**Items:**

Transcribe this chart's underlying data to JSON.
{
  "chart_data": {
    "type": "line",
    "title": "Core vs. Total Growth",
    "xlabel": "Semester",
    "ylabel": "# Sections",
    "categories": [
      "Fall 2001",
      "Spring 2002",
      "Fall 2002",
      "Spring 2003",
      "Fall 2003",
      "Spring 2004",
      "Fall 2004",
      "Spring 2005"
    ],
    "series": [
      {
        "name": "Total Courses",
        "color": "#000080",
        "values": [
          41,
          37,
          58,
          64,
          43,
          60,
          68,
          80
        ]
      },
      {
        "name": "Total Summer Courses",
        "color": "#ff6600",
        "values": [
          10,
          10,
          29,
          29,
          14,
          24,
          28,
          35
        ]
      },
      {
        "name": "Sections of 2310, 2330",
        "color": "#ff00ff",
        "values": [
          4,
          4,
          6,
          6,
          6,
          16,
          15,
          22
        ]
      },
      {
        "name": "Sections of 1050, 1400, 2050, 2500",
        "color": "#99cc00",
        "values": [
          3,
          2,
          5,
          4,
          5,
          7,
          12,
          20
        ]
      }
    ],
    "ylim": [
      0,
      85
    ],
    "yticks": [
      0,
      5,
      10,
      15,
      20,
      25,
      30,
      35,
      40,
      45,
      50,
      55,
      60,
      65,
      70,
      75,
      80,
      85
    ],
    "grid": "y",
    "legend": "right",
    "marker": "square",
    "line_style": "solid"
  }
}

**Directions for this task:** Return all the data above once more, precisely as given.

**Output for this exercise:**
Transcribe this chart's underlying data to JSON.
{
  "chart_data": {
    "type": "line",
    "title": "Core vs. Total Growth",
    "xlabel": "Semester",
    "ylabel": "# Sections",
    "categories": [
      "Fall 2001",
      "Spring 2002",
      "Fall 2002",
      "Spring 2003",
      "Fall 2003",
      "Spring 2004",
      "Fall 2004",
      "Spring 2005"
    ],
    "series": [
      {
        "name": "Total Courses",
        "color": "#000080",
        "values": [
          41,
          37,
          58,
          64,
          43,
          60,
          68,
          80
        ]
      },
      {
        "name": "Total Summer Courses",
        "color": "#ff6600",
        "values": [
          10,
          10,
          29,
          29,
          14,
          24,
          28,
          35
        ]
      },
      {
        "name": "Sections of 2310, 2330",
        "color": "#ff00ff",
        "values": [
          4,
          4,
          6,
          6,
          6,
          16,
          15,
          22
        ]
      },
      {
        "name": "Sections of 1050, 1400, 2050, 2500",
        "color": "#99cc00",
        "values": [
          3,
          2,
          5,
          4,
          5,
          7,
          12,
          20
        ]
      }
    ],
    "ylim": [
      0,
      85
    ],
    "yticks": [
      0,
      5,
      10,
      15,
      20,
      25,
      30,
      35,
      40,
      45,
      50,
      55,
      60,
      65,
      70,
      75,
      80,
      85
    ],
    "grid": "y",
    "legend": "right",
    "marker": "square",
    "line_style": "solid"
  }
}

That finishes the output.